[Stored dataset items]
* Begin *

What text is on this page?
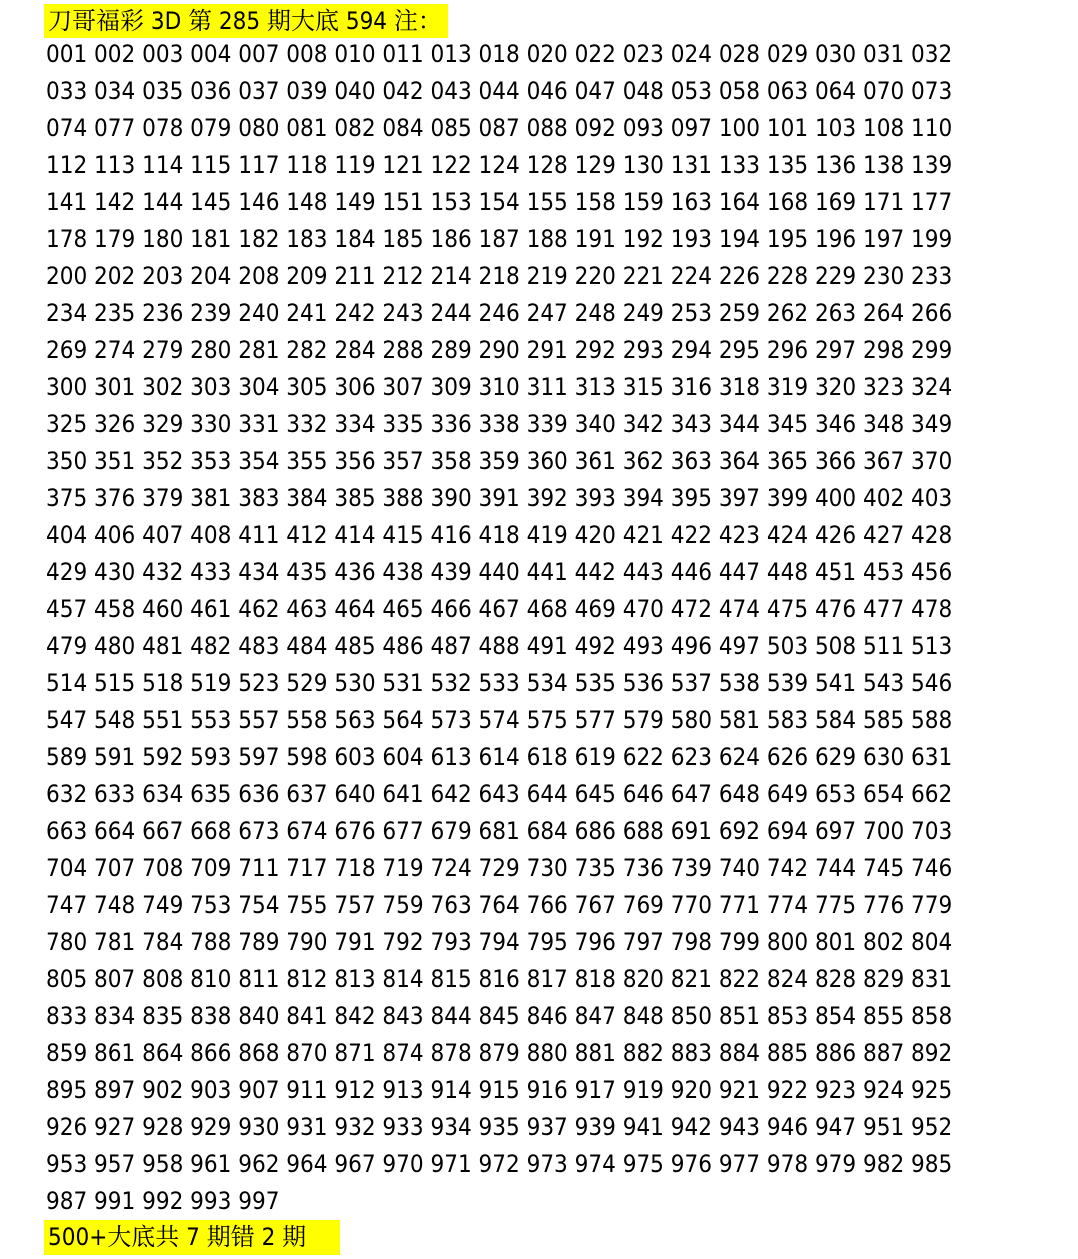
刀哥福彩 3D 第 285 期大底 594 注：
001 002 003 004 007 008 010 011 013 018 020 022 023 024 028 029 030 031 032
033 034 035 036 037 039 040 042 043 044 046 047 048 053 058 063 064 070 073
074 077 078 079 080 081 082 084 085 087 088 092 093 097 100 101 103 108 110
112 113 114 115 117 118 119 121 122 124 128 129 130 131 133 135 136 138 139
141 142 144 145 146 148 149 151 153 154 155 158 159 163 164 168 169 171 177
178 179 180 181 182 183 184 185 186 187 188 191 192 193 194 195 196 197 199
200 202 203 204 208 209 211 212 214 218 219 220 221 224 226 228 229 230 233
234 235 236 239 240 241 242 243 244 246 247 248 249 253 259 262 263 264 266
269 274 279 280 281 282 284 288 289 290 291 292 293 294 295 296 297 298 299
300 301 302 303 304 305 306 307 309 310 311 313 315 316 318 319 320 323 324
325 326 329 330 331 332 334 335 336 338 339 340 342 343 344 345 346 348 349
350 351 352 353 354 355 356 357 358 359 360 361 362 363 364 365 366 367 370
375 376 379 381 383 384 385 388 390 391 392 393 394 395 397 399 400 402 403
404 406 407 408 411 412 414 415 416 418 419 420 421 422 423 424 426 427 428
429 430 432 433 434 435 436 438 439 440 441 442 443 446 447 448 451 453 456
457 458 460 461 462 463 464 465 466 467 468 469 470 472 474 475 476 477 478
479 480 481 482 483 484 485 486 487 488 491 492 493 496 497 503 508 511 513
514 515 518 519 523 529 530 531 532 533 534 535 536 537 538 539 541 543 546
547 548 551 553 557 558 563 564 573 574 575 577 579 580 581 583 584 585 588
589 591 592 593 597 598 603 604 613 614 618 619 622 623 624 626 629 630 631
632 633 634 635 636 637 640 641 642 643 644 645 646 647 648 649 653 654 662
663 664 667 668 673 674 676 677 679 681 684 686 688 691 692 694 697 700 703
704 707 708 709 711 717 718 719 724 729 730 735 736 739 740 742 744 745 746
747 748 749 753 754 755 757 759 763 764 766 767 769 770 771 774 775 776 779
780 781 784 788 789 790 791 792 793 794 795 796 797 798 799 800 801 802 804
805 807 808 810 811 812 813 814 815 816 817 818 820 821 822 824 828 829 831
833 834 835 838 840 841 842 843 844 845 846 847 848 850 851 853 854 855 858
859 861 864 866 868 870 871 874 878 879 880 881 882 883 884 885 886 887 892
895 897 902 903 907 911 912 913 914 915 916 917 919 920 921 922 923 924 925
926 927 928 929 930 931 932 933 934 935 937 939 941 942 943 946 947 951 952
953 957 958 961 962 964 967 970 971 972 973 974 975 976 977 978 979 982 985
987 991 992 993 997
500+大底共 7 期错 2 期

* End *

TASK TO CARRY OUT: Reproduce every line above as written, skipping pictures.

ANSWER FOR THE TASK:
What text is on this page?
刀哥福彩 3D 第 285 期大底 594 注：
001 002 003 004 007 008 010 011 013 018 020 022 023 024 028 029 030 031 032
033 034 035 036 037 039 040 042 043 044 046 047 048 053 058 063 064 070 073
074 077 078 079 080 081 082 084 085 087 088 092 093 097 100 101 103 108 110
112 113 114 115 117 118 119 121 122 124 128 129 130 131 133 135 136 138 139
141 142 144 145 146 148 149 151 153 154 155 158 159 163 164 168 169 171 177
178 179 180 181 182 183 184 185 186 187 188 191 192 193 194 195 196 197 199
200 202 203 204 208 209 211 212 214 218 219 220 221 224 226 228 229 230 233
234 235 236 239 240 241 242 243 244 246 247 248 249 253 259 262 263 264 266
269 274 279 280 281 282 284 288 289 290 291 292 293 294 295 296 297 298 299
300 301 302 303 304 305 306 307 309 310 311 313 315 316 318 319 320 323 324
325 326 329 330 331 332 334 335 336 338 339 340 342 343 344 345 346 348 349
350 351 352 353 354 355 356 357 358 359 360 361 362 363 364 365 366 367 370
375 376 379 381 383 384 385 388 390 391 392 393 394 395 397 399 400 402 403
404 406 407 408 411 412 414 415 416 418 419 420 421 422 423 424 426 427 428
429 430 432 433 434 435 436 438 439 440 441 442 443 446 447 448 451 453 456
457 458 460 461 462 463 464 465 466 467 468 469 470 472 474 475 476 477 478
479 480 481 482 483 484 485 486 487 488 491 492 493 496 497 503 508 511 513
514 515 518 519 523 529 530 531 532 533 534 535 536 537 538 539 541 543 546
547 548 551 553 557 558 563 564 573 574 575 577 579 580 581 583 584 585 588
589 591 592 593 597 598 603 604 613 614 618 619 622 623 624 626 629 630 631
632 633 634 635 636 637 640 641 642 643 644 645 646 647 648 649 653 654 662
663 664 667 668 673 674 676 677 679 681 684 686 688 691 692 694 697 700 703
704 707 708 709 711 717 718 719 724 729 730 735 736 739 740 742 744 745 746
747 748 749 753 754 755 757 759 763 764 766 767 769 770 771 774 775 776 779
780 781 784 788 789 790 791 792 793 794 795 796 797 798 799 800 801 802 804
805 807 808 810 811 812 813 814 815 816 817 818 820 821 822 824 828 829 831
833 834 835 838 840 841 842 843 844 845 846 847 848 850 851 853 854 855 858
859 861 864 866 868 870 871 874 878 879 880 881 882 883 884 885 886 887 892
895 897 902 903 907 911 912 913 914 915 916 917 919 920 921 922 923 924 925
926 927 928 929 930 931 932 933 934 935 937 939 941 942 943 946 947 951 952
953 957 958 961 962 964 967 970 971 972 973 974 975 976 977 978 979 982 985
987 991 992 993 997
500+大底共 7 期错 2 期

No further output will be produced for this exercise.